# What to produce
Please copy each line below that contains the string "CHROMagar".

# Materials provided
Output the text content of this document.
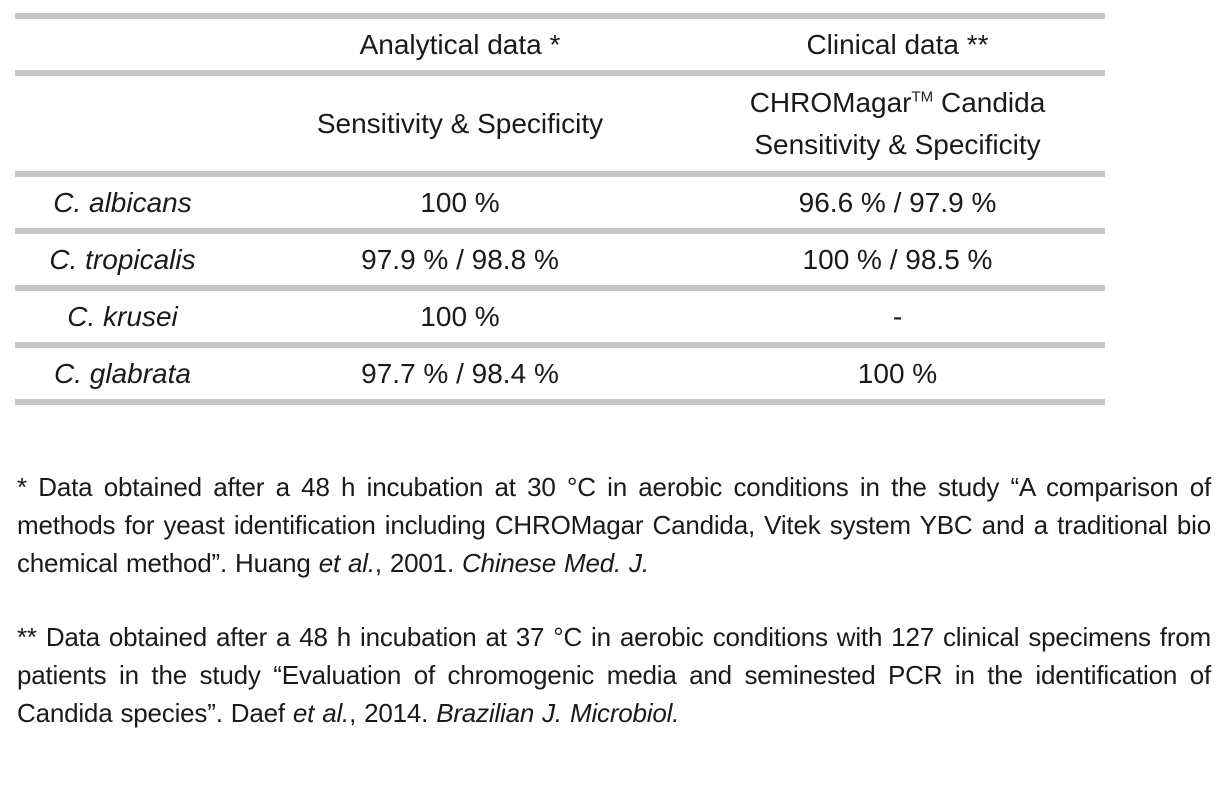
	Analytical data *	Clinical data **
	Sensitivity & Specificity	CHROMagar™ Candida
Sensitivity & Specificity

C. albicans	100 %	96.6 % / 97.9 %
C. tropicalis	97.9 % / 98.8 %	100 % / 98.5 %
C. krusei	100 %	-
C. glabrata	97.7 % / 98.4 %	100 %

* Data obtained after a 48 h incubation at 30 °C in aerobic conditions in the study “A comparison of methods for yeast identification including CHROMagar Candida, Vitek system YBC and a traditional bio chemical method”. Huang et al., 2001. Chinese Med. J.

** Data obtained after a 48 h incubation at 37 °C in aerobic conditions with 127 clinical specimens from patients in the study “Evaluation of chromogenic media and seminested PCR in the identification of Candida species”. Daef et al., 2014. Brazilian J. Microbiol.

# Written answer
	Sensitivity & Specificity	CHROMagar™ Candida
* Data obtained after a 48 h incubation at 30 °C in aerobic conditions in the study “A comparison of methods for yeast identification including CHROMagar Candida, Vitek system YBC and a traditional bio chemical method”. Huang et al., 2001. Chinese Med. J.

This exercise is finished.